▶ [QUOTED PASSAGE]
Europe's $11-trillion economy has lagged behind that of the U.S. for 10 of the last 11 years, and the EU predicts it will do so for the next two. Taxes average 43% of wage income, compared with 30% in the U.S.

Spending on research and development is about two-thirds that of the U.S. and Japan. About 1 in 20 Europeans sets up a business compared with 1 in 10 Americans. In setting up shop, it takes a European entrepreneur 45 days to collect all bureaucratic permits. Their U.S. counterparts need only four.

Deregulation such as looser labor rules and less red tape would help the EU catch up by boosting annual growth by 0.5 percentage point to 0.75 percentage point over the next decade, the European Commission predicted in a report in January. Yet as things now stand, the U.S. will outgrow Europe 3.8% to 2% in 2004 and 3.3% to 2.4% in 2005.

"We would love to have similar rules as in the U.S.," said SAP chief Henning Kagermann, referring to European patent law, which allows countries to still grant their own patents. Walldorf, Germany-based SAP is the world's largest maker of business-management software.

▶ [Stored items from a collection]
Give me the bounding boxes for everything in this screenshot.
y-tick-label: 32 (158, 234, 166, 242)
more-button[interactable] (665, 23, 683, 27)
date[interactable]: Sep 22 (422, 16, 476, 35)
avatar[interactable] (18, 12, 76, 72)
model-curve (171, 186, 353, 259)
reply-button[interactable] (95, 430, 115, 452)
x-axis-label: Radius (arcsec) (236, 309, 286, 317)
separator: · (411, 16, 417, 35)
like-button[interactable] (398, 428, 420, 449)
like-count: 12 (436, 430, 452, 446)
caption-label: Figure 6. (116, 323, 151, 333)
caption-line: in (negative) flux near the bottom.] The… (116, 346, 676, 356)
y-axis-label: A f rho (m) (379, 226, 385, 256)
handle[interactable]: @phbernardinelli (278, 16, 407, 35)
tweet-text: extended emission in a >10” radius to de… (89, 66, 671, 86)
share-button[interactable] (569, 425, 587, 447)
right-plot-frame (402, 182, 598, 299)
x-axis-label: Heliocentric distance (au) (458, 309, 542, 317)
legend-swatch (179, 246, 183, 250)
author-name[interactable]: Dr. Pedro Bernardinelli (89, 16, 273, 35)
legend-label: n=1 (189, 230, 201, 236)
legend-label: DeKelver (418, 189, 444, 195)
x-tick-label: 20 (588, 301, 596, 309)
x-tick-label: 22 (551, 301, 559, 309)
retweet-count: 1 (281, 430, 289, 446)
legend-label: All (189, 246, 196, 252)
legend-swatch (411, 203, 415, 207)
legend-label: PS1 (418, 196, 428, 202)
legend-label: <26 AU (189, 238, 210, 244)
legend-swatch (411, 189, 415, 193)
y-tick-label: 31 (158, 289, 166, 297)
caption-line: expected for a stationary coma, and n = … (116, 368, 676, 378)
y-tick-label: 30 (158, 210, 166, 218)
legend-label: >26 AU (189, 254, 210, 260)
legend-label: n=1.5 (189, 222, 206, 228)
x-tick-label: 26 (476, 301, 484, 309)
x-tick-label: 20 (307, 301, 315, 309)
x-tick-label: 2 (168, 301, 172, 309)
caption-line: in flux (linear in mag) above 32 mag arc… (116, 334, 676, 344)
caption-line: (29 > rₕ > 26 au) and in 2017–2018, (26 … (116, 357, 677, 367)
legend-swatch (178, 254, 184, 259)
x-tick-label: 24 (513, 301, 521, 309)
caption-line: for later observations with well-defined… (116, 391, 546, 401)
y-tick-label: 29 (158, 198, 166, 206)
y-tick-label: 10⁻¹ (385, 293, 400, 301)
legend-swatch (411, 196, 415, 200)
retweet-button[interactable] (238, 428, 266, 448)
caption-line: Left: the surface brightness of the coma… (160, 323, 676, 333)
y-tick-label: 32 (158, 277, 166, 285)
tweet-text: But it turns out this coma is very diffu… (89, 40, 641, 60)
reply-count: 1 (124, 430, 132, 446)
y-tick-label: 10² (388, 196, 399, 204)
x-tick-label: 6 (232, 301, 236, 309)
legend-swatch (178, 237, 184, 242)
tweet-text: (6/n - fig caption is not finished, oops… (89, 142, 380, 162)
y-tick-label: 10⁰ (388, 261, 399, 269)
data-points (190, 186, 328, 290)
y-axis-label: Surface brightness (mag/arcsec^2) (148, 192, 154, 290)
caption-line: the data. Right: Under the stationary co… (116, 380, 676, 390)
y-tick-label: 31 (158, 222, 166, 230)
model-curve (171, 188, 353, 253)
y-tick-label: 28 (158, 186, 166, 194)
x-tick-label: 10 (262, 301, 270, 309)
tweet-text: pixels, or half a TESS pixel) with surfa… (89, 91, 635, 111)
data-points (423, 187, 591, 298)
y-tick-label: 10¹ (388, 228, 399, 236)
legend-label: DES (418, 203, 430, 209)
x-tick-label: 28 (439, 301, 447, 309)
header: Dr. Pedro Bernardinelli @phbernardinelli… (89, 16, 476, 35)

▶ [THINGS TO DO]
a. In the passage on Europe's economy, retype everything from "Europe's $11-trillion economy" down to "30% in the U.S.".
b. Answer these questions from the passage on Europe's economy:
(i) On average, what share of wage income goes to taxes in Europe?
(ii) How many days does a European entrepreneur need to collect all bureaucratic permits?
(iii) Who is named as SAP's chief?

▶ [ANSWERS BELOW]
a.
Europe's $11-trillion economy has lagged behind that of the U.S. for 10 of the last 11 years, and the EU predicts it will do so for the next two. Taxes average 43% of wage income, compared with 30% in the U.S.

b.
(i) 43%
(ii) 45 days
(iii) Henning Kagermann